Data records
◆ ◆ ◆ ◆ ◆

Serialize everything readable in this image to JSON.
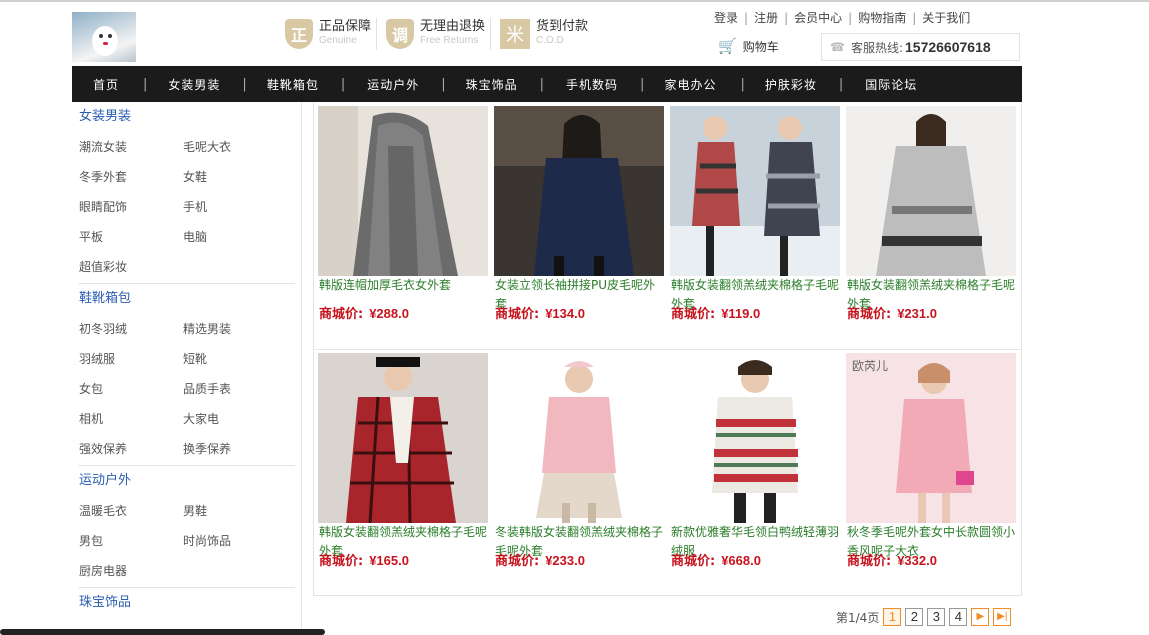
{
  "guarantees": [
    {
      "icon": "genuine-shield-icon",
      "glyph": "正",
      "cn": "正品保障",
      "en": "Genuine"
    },
    {
      "icon": "return-shield-icon",
      "glyph": "调",
      "cn": "无理由退换",
      "en": "Free Returns"
    },
    {
      "icon": "cod-box-icon",
      "glyph": "米",
      "cn": "货到付款",
      "en": "C.O.D"
    }
  ],
  "toplinks": [
    "登录",
    "注册",
    "会员中心",
    "购物指南",
    "关于我们"
  ],
  "cart_label": "购物车",
  "hotline": {
    "label": "客服热线:",
    "number": "15726607618"
  },
  "nav": [
    "首页",
    "女装男装",
    "鞋靴箱包",
    "运动户外",
    "珠宝饰品",
    "手机数码",
    "家电办公",
    "护肤彩妆",
    "国际论坛"
  ],
  "sidebar": [
    {
      "title": "女装男装",
      "items": [
        "潮流女装",
        "毛呢大衣",
        "冬季外套",
        "女鞋",
        "眼睛配饰",
        "手机",
        "平板",
        "电脑",
        "超值彩妆"
      ]
    },
    {
      "title": "鞋靴箱包",
      "items": [
        "初冬羽绒",
        "精选男装",
        "羽绒服",
        "短靴",
        "女包",
        "品质手表",
        "相机",
        "大家电",
        "强效保养",
        "换季保养"
      ]
    },
    {
      "title": "运动户外",
      "items": [
        "温暖毛衣",
        "男鞋",
        "男包",
        "时尚饰品",
        "厨房电器"
      ]
    },
    {
      "title": "珠宝饰品",
      "items": []
    }
  ],
  "price_label": "商城价:",
  "products": [
    {
      "name": "韩版连帽加厚毛衣女外套",
      "price": "¥288.0"
    },
    {
      "name": "女装立领长袖拼接PU皮毛呢外套",
      "price": "¥134.0"
    },
    {
      "name": "韩版女装翻领羔绒夹棉格子毛呢外套",
      "price": "¥119.0"
    },
    {
      "name": "韩版女装翻领羔绒夹棉格子毛呢外套",
      "price": "¥231.0"
    },
    {
      "name": "韩版女装翻领羔绒夹棉格子毛呢外套",
      "price": "¥165.0"
    },
    {
      "name": "冬装韩版女装翻领羔绒夹棉格子毛呢外套",
      "price": "¥233.0"
    },
    {
      "name": "新款优雅奢华毛领白鸭绒轻薄羽绒服",
      "price": "¥668.0"
    },
    {
      "name": "秋冬季毛呢外套女中长款圆领小香风呢子大衣",
      "price": "¥332.0"
    }
  ],
  "product_image_text": "欧芮儿",
  "pager": {
    "info": "第1/4页",
    "pages": [
      "1",
      "2",
      "3",
      "4"
    ],
    "current": "1",
    "next": "▶",
    "last": "▶|"
  }
}
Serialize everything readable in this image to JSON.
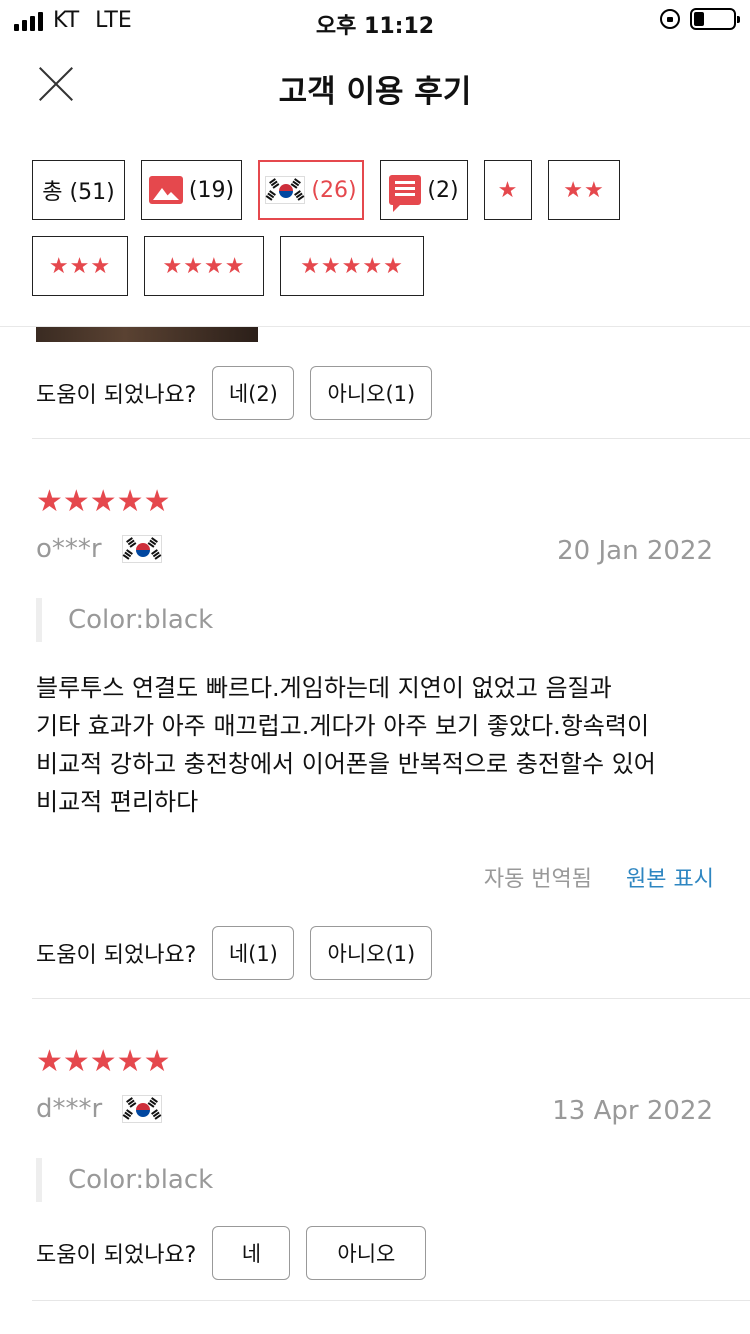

◆ ◆ ◆ ◆ ◆

=== Exercise description ===
Keep every word of the data as it is when you write it out, but drop the pictures.

=== Exercise response ===
Serialize everything readable in this image to JSON.
{
  "guarantees": [
    {
      "icon": "genuine-shield-icon",
      "glyph": "正",
      "cn": "正品保障",
      "en": "Genuine"
    },
    {
      "icon": "return-shield-icon",
      "glyph": "调",
      "cn": "无理由退换",
      "en": "Free Returns"
    },
    {
      "icon": "cod-box-icon",
      "glyph": "米",
      "cn": "货到付款",
      "en": "C.O.D"
    }
  ],
  "toplinks": [
    "登录",
    "注册",
    "会员中心",
    "购物指南",
    "关于我们"
  ],
  "cart_label": "购物车",
  "hotline": {
    "label": "客服热线:",
    "number": "15726607618"
  },
  "nav": [
    "首页",
    "女装男装",
    "鞋靴箱包",
    "运动户外",
    "珠宝饰品",
    "手机数码",
    "家电办公",
    "护肤彩妆",
    "国际论坛"
  ],
  "sidebar": [
    {
      "title": "女装男装",
      "items": [
        "潮流女装",
        "毛呢大衣",
        "冬季外套",
        "女鞋",
        "眼睛配饰",
        "手机",
        "平板",
        "电脑",
        "超值彩妆"
      ]
    },
    {
      "title": "鞋靴箱包",
      "items": [
        "初冬羽绒",
        "精选男装",
        "羽绒服",
        "短靴",
        "女包",
        "品质手表",
        "相机",
        "大家电",
        "强效保养",
        "换季保养"
      ]
    },
    {
      "title": "运动户外",
      "items": [
        "温暖毛衣",
        "男鞋",
        "男包",
        "时尚饰品",
        "厨房电器"
      ]
    },
    {
      "title": "珠宝饰品",
      "items": []
    }
  ],
  "price_label": "商城价:",
  "products": [
    {
      "name": "韩版连帽加厚毛衣女外套",
      "price": "¥288.0"
    },
    {
      "name": "女装立领长袖拼接PU皮毛呢外套",
      "price": "¥134.0"
    },
    {
      "name": "韩版女装翻领羔绒夹棉格子毛呢外套",
      "price": "¥119.0"
    },
    {
      "name": "韩版女装翻领羔绒夹棉格子毛呢外套",
      "price": "¥231.0"
    },
    {
      "name": "韩版女装翻领羔绒夹棉格子毛呢外套",
      "price": "¥165.0"
    },
    {
      "name": "冬装韩版女装翻领羔绒夹棉格子毛呢外套",
      "price": "¥233.0"
    },
    {
      "name": "新款优雅奢华毛领白鸭绒轻薄羽绒服",
      "price": "¥668.0"
    },
    {
      "name": "秋冬季毛呢外套女中长款圆领小香风呢子大衣",
      "price": "¥332.0"
    }
  ],
  "product_image_text": "欧芮儿",
  "pager": {
    "info": "第1/4页",
    "pages": [
      "1",
      "2",
      "3",
      "4"
    ],
    "current": "1",
    "next": "▶",
    "last": "▶|"
  }
}
Serialize everything readable in this image to JSON.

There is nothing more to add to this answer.